[Stored entries]
────────
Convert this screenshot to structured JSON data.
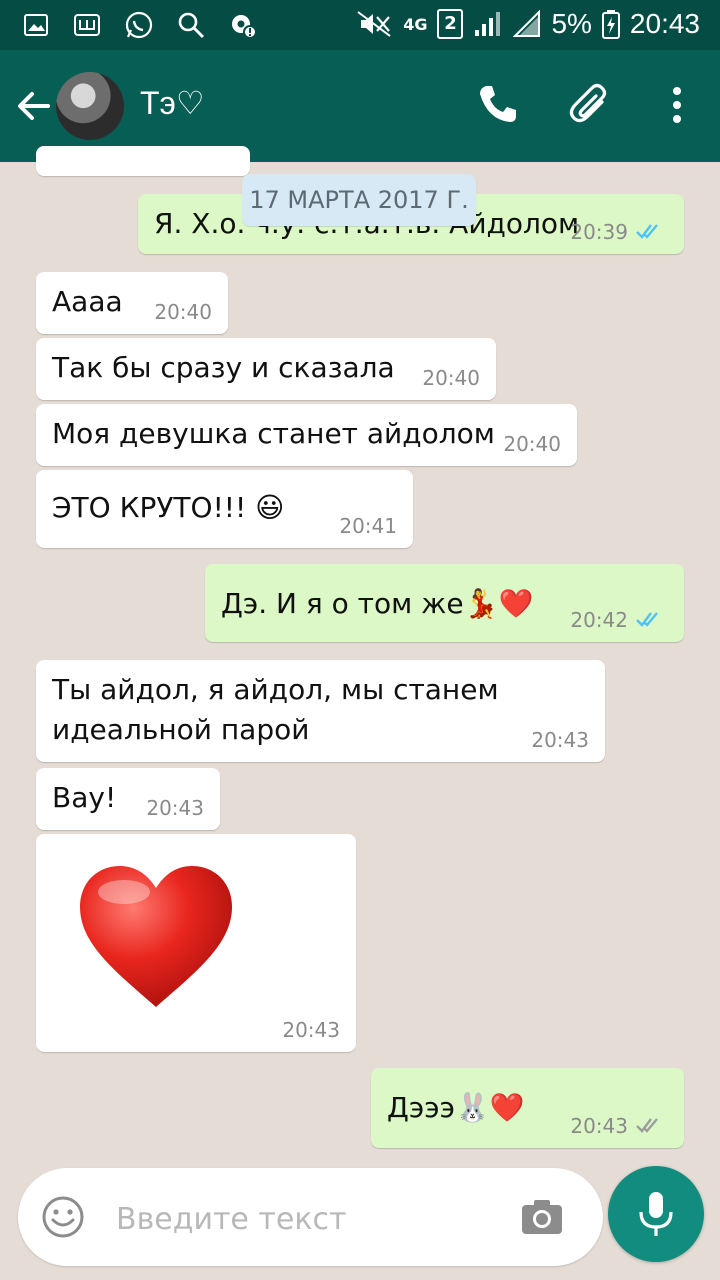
{
  "status_bar": {
    "network": "4G",
    "sim": "2",
    "battery": "5%",
    "time": "20:43",
    "left_icons": [
      "gallery-icon",
      "notification-icon",
      "whatsapp-icon",
      "search-icon",
      "settings-icon"
    ]
  },
  "header": {
    "contact_name": "Тэ♡",
    "icons": [
      "back-arrow-icon",
      "phone-icon",
      "attachment-icon",
      "more-vert-icon"
    ]
  },
  "chat": {
    "date_badge": "17 МАРТА 2017 Г.",
    "messages": [
      {
        "dir": "out",
        "text": "Я. Х.о. ч.у. с.т.а.т.ь. Айдолом",
        "time": "20:39",
        "status": "read"
      },
      {
        "dir": "in",
        "text": "Аааа",
        "time": "20:40"
      },
      {
        "dir": "in",
        "text": "Так бы сразу и сказала",
        "time": "20:40"
      },
      {
        "dir": "in",
        "text": "Моя девушка станет айдолом",
        "time": "20:40"
      },
      {
        "dir": "in",
        "text": "ЭТО КРУТО!!! 😃",
        "time": "20:41"
      },
      {
        "dir": "out",
        "text": "Дэ. И я о том же💃❤️",
        "time": "20:42",
        "status": "read"
      },
      {
        "dir": "in",
        "text": "Ты айдол, я айдол, мы станем идеальной парой",
        "time": "20:43"
      },
      {
        "dir": "in",
        "text": "Вау!",
        "time": "20:43"
      },
      {
        "dir": "in",
        "text": "❤️",
        "time": "20:43",
        "sticker": true
      },
      {
        "dir": "out",
        "text": "Дэээ🐰❤️",
        "time": "20:43",
        "status": "delivered"
      }
    ]
  },
  "composer": {
    "placeholder": "Введите текст",
    "value": ""
  },
  "colors": {
    "header": "#075e54",
    "statusbar": "#054d44",
    "outgoing_bubble": "#dcf8c6",
    "incoming_bubble": "#ffffff",
    "read_ticks": "#4fc3f7",
    "delivered_ticks": "#9e9e9e",
    "fab": "#128c7e"
  }
}
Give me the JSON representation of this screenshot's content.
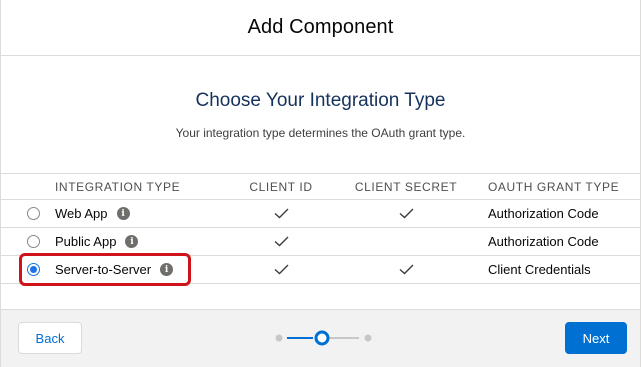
{
  "modal": {
    "title": "Add Component"
  },
  "section": {
    "heading": "Choose Your Integration Type",
    "subheading": "Your integration type determines the OAuth grant type."
  },
  "table": {
    "columns": [
      "INTEGRATION TYPE",
      "CLIENT ID",
      "CLIENT SECRET",
      "OAUTH GRANT TYPE"
    ],
    "rows": [
      {
        "type": "Web App",
        "client_id": true,
        "client_secret": true,
        "grant": "Authorization Code",
        "selected": false
      },
      {
        "type": "Public App",
        "client_id": true,
        "client_secret": false,
        "grant": "Authorization Code",
        "selected": false
      },
      {
        "type": "Server-to-Server",
        "client_id": true,
        "client_secret": true,
        "grant": "Client Credentials",
        "selected": true
      }
    ]
  },
  "footer": {
    "back_label": "Back",
    "next_label": "Next",
    "progress": {
      "steps": 3,
      "current_step": 2
    }
  },
  "colors": {
    "brand": "#0070d2",
    "highlight": "#d0131a",
    "radio_selected": "#1a73e8"
  },
  "icons": {
    "info": "info-icon",
    "check": "check-icon"
  }
}
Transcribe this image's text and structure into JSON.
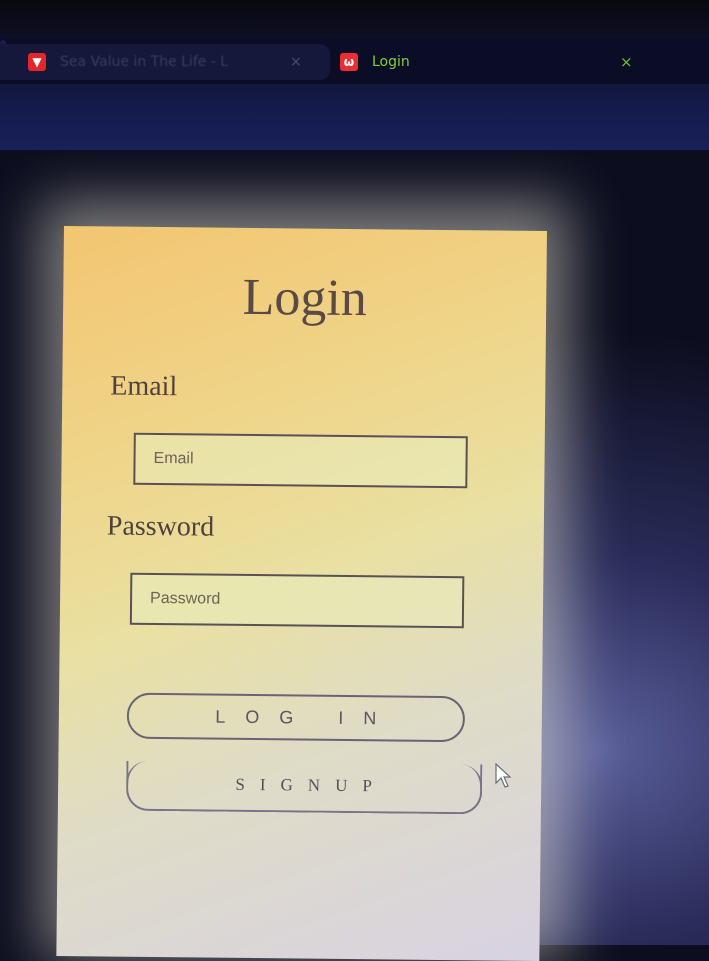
{
  "browser": {
    "tabs": [
      {
        "title": "Sea Value in The Life - L",
        "favicon": "bookmark-icon"
      },
      {
        "title": "Login",
        "favicon": "app-icon"
      }
    ],
    "tab1_close": "×",
    "tab2_close": "×"
  },
  "login": {
    "title": "Login",
    "email_label": "Email",
    "email_placeholder": "Email",
    "password_label": "Password",
    "password_placeholder": "Password",
    "login_button": "LOG IN",
    "signup_button": "SIGNUP"
  },
  "colors": {
    "tab_active_text": "#7fd23a",
    "favicon": "#e4262b",
    "card_top": "#f3c571",
    "card_bottom": "#d8d2e2"
  }
}
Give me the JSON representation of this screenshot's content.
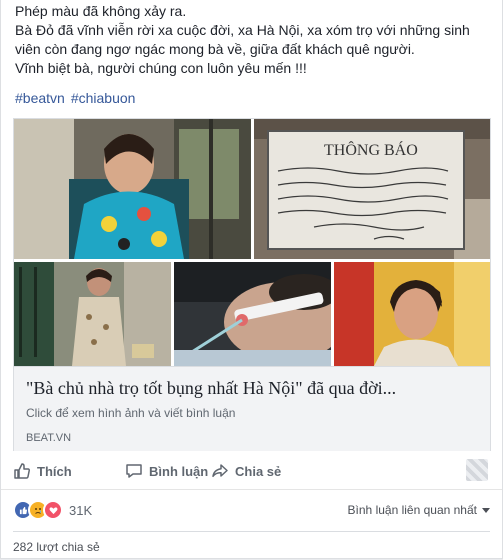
{
  "post": {
    "lines": [
      "Phép màu đã không xảy ra.",
      "Bà Đỏ đã vĩnh viễn rời xa cuộc đời, xa Hà Nội, xa xóm trọ với những sinh",
      "viên còn đang ngơ ngác mong bà về, giữa đất khách quê người.",
      "Vĩnh biệt bà, người chúng con luôn yêu mến !!!"
    ],
    "hashtags": [
      "#beatvn",
      "#chiabuon"
    ]
  },
  "link": {
    "title": "\"Bà chủ nhà trọ tốt bụng nhất Hà Nội\" đã qua đời...",
    "description": "Click để xem hình ảnh và viết bình luận",
    "domain": "BEAT.VN",
    "images": [
      "woman-smiling-photo",
      "notice-board-photo",
      "woman-cooking-photo",
      "hospital-patient-photo",
      "woman-portrait-photo"
    ],
    "notice_heading": "THÔNG BÁO"
  },
  "actions": {
    "like": "Thích",
    "comment": "Bình luận",
    "share": "Chia sẻ"
  },
  "stats": {
    "reaction_count": "31K",
    "sort_label": "Bình luận liên quan nhất",
    "shares": "282 lượt chia sẻ"
  },
  "colors": {
    "link": "#365899",
    "like": "#4267b2",
    "sad": "#f7b125",
    "love": "#f25268"
  }
}
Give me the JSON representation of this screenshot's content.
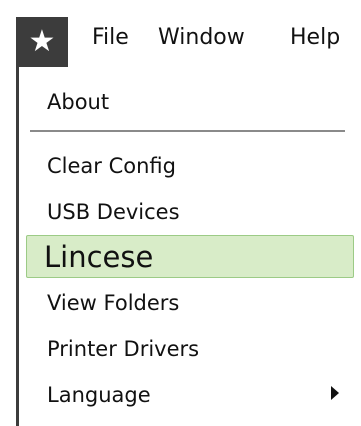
{
  "menubar": {
    "app_icon": "star-icon",
    "items": [
      {
        "label": "File"
      },
      {
        "label": "Window"
      },
      {
        "label": "Help"
      }
    ]
  },
  "dropdown": {
    "items": [
      {
        "label": "About"
      },
      {
        "label": "Clear Config"
      },
      {
        "label": "USB Devices"
      },
      {
        "label": "Lincese",
        "highlighted": true
      },
      {
        "label": "View Folders"
      },
      {
        "label": "Printer Drivers"
      },
      {
        "label": "Language",
        "has_submenu": true
      }
    ],
    "highlight_color": "#d8ecc8"
  }
}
────────
## The task
Write out the listing word for word, omitting the pictures it holds.

## Output
Convert this screenshot to structured JSON data.
{
  "status_bar": {
    "network": "4G",
    "sim": "2",
    "battery": "5%",
    "time": "20:43",
    "left_icons": [
      "gallery-icon",
      "notification-icon",
      "whatsapp-icon",
      "search-icon",
      "settings-icon"
    ]
  },
  "header": {
    "contact_name": "Тэ♡",
    "icons": [
      "back-arrow-icon",
      "phone-icon",
      "attachment-icon",
      "more-vert-icon"
    ]
  },
  "chat": {
    "date_badge": "17 МАРТА 2017 Г.",
    "messages": [
      {
        "dir": "out",
        "text": "Я. Х.о. ч.у. с.т.а.т.ь. Айдолом",
        "time": "20:39",
        "status": "read"
      },
      {
        "dir": "in",
        "text": "Аааа",
        "time": "20:40"
      },
      {
        "dir": "in",
        "text": "Так бы сразу и сказала",
        "time": "20:40"
      },
      {
        "dir": "in",
        "text": "Моя девушка станет айдолом",
        "time": "20:40"
      },
      {
        "dir": "in",
        "text": "ЭТО КРУТО!!! 😃",
        "time": "20:41"
      },
      {
        "dir": "out",
        "text": "Дэ. И я о том же💃❤️",
        "time": "20:42",
        "status": "read"
      },
      {
        "dir": "in",
        "text": "Ты айдол, я айдол, мы станем идеальной парой",
        "time": "20:43"
      },
      {
        "dir": "in",
        "text": "Вау!",
        "time": "20:43"
      },
      {
        "dir": "in",
        "text": "❤️",
        "time": "20:43",
        "sticker": true
      },
      {
        "dir": "out",
        "text": "Дэээ🐰❤️",
        "time": "20:43",
        "status": "delivered"
      }
    ]
  },
  "composer": {
    "placeholder": "Введите текст",
    "value": ""
  },
  "colors": {
    "header": "#075e54",
    "statusbar": "#054d44",
    "outgoing_bubble": "#dcf8c6",
    "incoming_bubble": "#ffffff",
    "read_ticks": "#4fc3f7",
    "delivered_ticks": "#9e9e9e",
    "fab": "#128c7e"
  }
}
Give me the JSON representation of this screenshot's content.
{
  "modal": {
    "title": "Add Component"
  },
  "section": {
    "heading": "Choose Your Integration Type",
    "subheading": "Your integration type determines the OAuth grant type."
  },
  "table": {
    "columns": [
      "INTEGRATION TYPE",
      "CLIENT ID",
      "CLIENT SECRET",
      "OAUTH GRANT TYPE"
    ],
    "rows": [
      {
        "type": "Web App",
        "client_id": true,
        "client_secret": true,
        "grant": "Authorization Code",
        "selected": false
      },
      {
        "type": "Public App",
        "client_id": true,
        "client_secret": false,
        "grant": "Authorization Code",
        "selected": false
      },
      {
        "type": "Server-to-Server",
        "client_id": true,
        "client_secret": true,
        "grant": "Client Credentials",
        "selected": true
      }
    ]
  },
  "footer": {
    "back_label": "Back",
    "next_label": "Next",
    "progress": {
      "steps": 3,
      "current_step": 2
    }
  },
  "colors": {
    "brand": "#0070d2",
    "highlight": "#d0131a",
    "radio_selected": "#1a73e8"
  },
  "icons": {
    "info": "info-icon",
    "check": "check-icon"
  }
}
Transcribe this image's text and structure into JSON.
{
  "browser": {
    "tabs": [
      {
        "title": "Sea Value in The Life - L",
        "favicon": "bookmark-icon"
      },
      {
        "title": "Login",
        "favicon": "app-icon"
      }
    ],
    "tab1_close": "×",
    "tab2_close": "×"
  },
  "login": {
    "title": "Login",
    "email_label": "Email",
    "email_placeholder": "Email",
    "password_label": "Password",
    "password_placeholder": "Password",
    "login_button": "LOG IN",
    "signup_button": "SIGNUP"
  },
  "colors": {
    "tab_active_text": "#7fd23a",
    "favicon": "#e4262b",
    "card_top": "#f3c571",
    "card_bottom": "#d8d2e2"
  }
}
Give me the JSON representation of this screenshot's content.
{
  "post": {
    "lines": [
      "Phép màu đã không xảy ra.",
      "Bà Đỏ đã vĩnh viễn rời xa cuộc đời, xa Hà Nội, xa xóm trọ với những sinh",
      "viên còn đang ngơ ngác mong bà về, giữa đất khách quê người.",
      "Vĩnh biệt bà, người chúng con luôn yêu mến !!!"
    ],
    "hashtags": [
      "#beatvn",
      "#chiabuon"
    ]
  },
  "link": {
    "title": "\"Bà chủ nhà trọ tốt bụng nhất Hà Nội\" đã qua đời...",
    "description": "Click để xem hình ảnh và viết bình luận",
    "domain": "BEAT.VN",
    "images": [
      "woman-smiling-photo",
      "notice-board-photo",
      "woman-cooking-photo",
      "hospital-patient-photo",
      "woman-portrait-photo"
    ],
    "notice_heading": "THÔNG BÁO"
  },
  "actions": {
    "like": "Thích",
    "comment": "Bình luận",
    "share": "Chia sẻ"
  },
  "stats": {
    "reaction_count": "31K",
    "sort_label": "Bình luận liên quan nhất",
    "shares": "282 lượt chia sẻ"
  },
  "colors": {
    "link": "#365899",
    "like": "#4267b2",
    "sad": "#f7b125",
    "love": "#f25268"
  }
}
Give me the JSON representation of this screenshot's content.
{
  "menubar": {
    "app_icon": "star-icon",
    "items": [
      {
        "label": "File"
      },
      {
        "label": "Window"
      },
      {
        "label": "Help"
      }
    ]
  },
  "dropdown": {
    "items": [
      {
        "label": "About"
      },
      {
        "label": "Clear Config"
      },
      {
        "label": "USB Devices"
      },
      {
        "label": "Lincese",
        "highlighted": true
      },
      {
        "label": "View Folders"
      },
      {
        "label": "Printer Drivers"
      },
      {
        "label": "Language",
        "has_submenu": true
      }
    ],
    "highlight_color": "#d8ecc8"
  }
}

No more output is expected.